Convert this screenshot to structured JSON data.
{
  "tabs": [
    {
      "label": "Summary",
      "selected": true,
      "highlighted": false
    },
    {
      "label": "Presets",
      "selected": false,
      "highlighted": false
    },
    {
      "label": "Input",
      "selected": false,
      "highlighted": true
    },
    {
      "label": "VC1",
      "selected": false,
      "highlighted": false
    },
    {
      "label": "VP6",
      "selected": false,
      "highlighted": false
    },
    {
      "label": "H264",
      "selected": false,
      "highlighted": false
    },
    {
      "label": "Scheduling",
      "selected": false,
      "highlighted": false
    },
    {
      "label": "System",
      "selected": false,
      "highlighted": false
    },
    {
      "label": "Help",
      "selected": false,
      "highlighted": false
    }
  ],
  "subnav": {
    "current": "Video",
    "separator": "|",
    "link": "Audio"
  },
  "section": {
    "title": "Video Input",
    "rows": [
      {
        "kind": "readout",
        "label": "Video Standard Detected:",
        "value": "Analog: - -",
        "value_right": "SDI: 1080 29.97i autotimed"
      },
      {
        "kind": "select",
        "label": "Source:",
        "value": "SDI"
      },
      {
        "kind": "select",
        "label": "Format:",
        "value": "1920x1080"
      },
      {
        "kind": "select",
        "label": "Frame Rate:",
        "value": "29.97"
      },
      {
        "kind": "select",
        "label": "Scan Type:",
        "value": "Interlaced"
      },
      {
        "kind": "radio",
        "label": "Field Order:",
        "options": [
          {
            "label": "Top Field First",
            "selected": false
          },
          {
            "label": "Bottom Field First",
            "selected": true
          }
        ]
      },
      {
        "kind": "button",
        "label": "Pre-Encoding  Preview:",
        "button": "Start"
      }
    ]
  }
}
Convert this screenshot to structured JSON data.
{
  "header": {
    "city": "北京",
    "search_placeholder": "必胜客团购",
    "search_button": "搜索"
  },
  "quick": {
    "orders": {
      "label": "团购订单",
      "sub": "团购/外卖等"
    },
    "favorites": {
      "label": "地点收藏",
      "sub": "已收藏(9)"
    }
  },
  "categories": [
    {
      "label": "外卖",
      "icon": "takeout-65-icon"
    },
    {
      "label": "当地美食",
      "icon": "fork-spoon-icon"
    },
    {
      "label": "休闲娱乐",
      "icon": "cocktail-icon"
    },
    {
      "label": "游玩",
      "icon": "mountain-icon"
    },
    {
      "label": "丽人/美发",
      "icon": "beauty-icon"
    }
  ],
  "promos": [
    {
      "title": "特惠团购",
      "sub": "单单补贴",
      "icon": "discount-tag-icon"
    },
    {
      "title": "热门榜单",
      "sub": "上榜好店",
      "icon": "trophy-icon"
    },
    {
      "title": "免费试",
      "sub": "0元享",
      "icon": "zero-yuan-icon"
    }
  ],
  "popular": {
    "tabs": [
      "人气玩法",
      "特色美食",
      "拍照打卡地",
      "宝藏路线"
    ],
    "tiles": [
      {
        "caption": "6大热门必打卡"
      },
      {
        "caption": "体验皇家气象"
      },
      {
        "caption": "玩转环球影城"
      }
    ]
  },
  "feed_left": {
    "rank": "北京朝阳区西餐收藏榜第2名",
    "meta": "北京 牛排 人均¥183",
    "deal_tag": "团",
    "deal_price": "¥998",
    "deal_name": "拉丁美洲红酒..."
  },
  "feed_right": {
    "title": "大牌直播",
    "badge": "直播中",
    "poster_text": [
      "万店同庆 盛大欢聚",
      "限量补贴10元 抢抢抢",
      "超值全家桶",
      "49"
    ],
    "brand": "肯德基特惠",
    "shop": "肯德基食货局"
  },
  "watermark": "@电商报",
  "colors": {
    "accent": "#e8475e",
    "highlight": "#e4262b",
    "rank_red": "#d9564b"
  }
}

Task prompt:
Type out all of the material again, word for word.

Response:
Convert this screenshot to structured JSON data.
{
  "tabs": [
    {
      "label": "Summary",
      "selected": true,
      "highlighted": false
    },
    {
      "label": "Presets",
      "selected": false,
      "highlighted": false
    },
    {
      "label": "Input",
      "selected": false,
      "highlighted": true
    },
    {
      "label": "VC1",
      "selected": false,
      "highlighted": false
    },
    {
      "label": "VP6",
      "selected": false,
      "highlighted": false
    },
    {
      "label": "H264",
      "selected": false,
      "highlighted": false
    },
    {
      "label": "Scheduling",
      "selected": false,
      "highlighted": false
    },
    {
      "label": "System",
      "selected": false,
      "highlighted": false
    },
    {
      "label": "Help",
      "selected": false,
      "highlighted": false
    }
  ],
  "subnav": {
    "current": "Video",
    "separator": "|",
    "link": "Audio"
  },
  "section": {
    "title": "Video Input",
    "rows": [
      {
        "kind": "readout",
        "label": "Video Standard Detected:",
        "value": "Analog: - -",
        "value_right": "SDI: 1080 29.97i autotimed"
      },
      {
        "kind": "select",
        "label": "Source:",
        "value": "SDI"
      },
      {
        "kind": "select",
        "label": "Format:",
        "value": "1920x1080"
      },
      {
        "kind": "select",
        "label": "Frame Rate:",
        "value": "29.97"
      },
      {
        "kind": "select",
        "label": "Scan Type:",
        "value": "Interlaced"
      },
      {
        "kind": "radio",
        "label": "Field Order:",
        "options": [
          {
            "label": "Top Field First",
            "selected": false
          },
          {
            "label": "Bottom Field First",
            "selected": true
          }
        ]
      },
      {
        "kind": "button",
        "label": "Pre-Encoding  Preview:",
        "button": "Start"
      }
    ]
  }
}
Convert this screenshot to structured JSON data.
{
  "header": {
    "city": "北京",
    "search_placeholder": "必胜客团购",
    "search_button": "搜索"
  },
  "quick": {
    "orders": {
      "label": "团购订单",
      "sub": "团购/外卖等"
    },
    "favorites": {
      "label": "地点收藏",
      "sub": "已收藏(9)"
    }
  },
  "categories": [
    {
      "label": "外卖",
      "icon": "takeout-65-icon"
    },
    {
      "label": "当地美食",
      "icon": "fork-spoon-icon"
    },
    {
      "label": "休闲娱乐",
      "icon": "cocktail-icon"
    },
    {
      "label": "游玩",
      "icon": "mountain-icon"
    },
    {
      "label": "丽人/美发",
      "icon": "beauty-icon"
    }
  ],
  "promos": [
    {
      "title": "特惠团购",
      "sub": "单单补贴",
      "icon": "discount-tag-icon"
    },
    {
      "title": "热门榜单",
      "sub": "上榜好店",
      "icon": "trophy-icon"
    },
    {
      "title": "免费试",
      "sub": "0元享",
      "icon": "zero-yuan-icon"
    }
  ],
  "popular": {
    "tabs": [
      "人气玩法",
      "特色美食",
      "拍照打卡地",
      "宝藏路线"
    ],
    "tiles": [
      {
        "caption": "6大热门必打卡"
      },
      {
        "caption": "体验皇家气象"
      },
      {
        "caption": "玩转环球影城"
      }
    ]
  },
  "feed_left": {
    "rank": "北京朝阳区西餐收藏榜第2名",
    "meta": "北京 牛排 人均¥183",
    "deal_tag": "团",
    "deal_price": "¥998",
    "deal_name": "拉丁美洲红酒..."
  },
  "feed_right": {
    "title": "大牌直播",
    "badge": "直播中",
    "poster_text": [
      "万店同庆 盛大欢聚",
      "限量补贴10元 抢抢抢",
      "超值全家桶",
      "49"
    ],
    "brand": "肯德基特惠",
    "shop": "肯德基食货局"
  },
  "watermark": "@电商报",
  "colors": {
    "accent": "#e8475e",
    "highlight": "#e4262b",
    "rank_red": "#d9564b"
  }
}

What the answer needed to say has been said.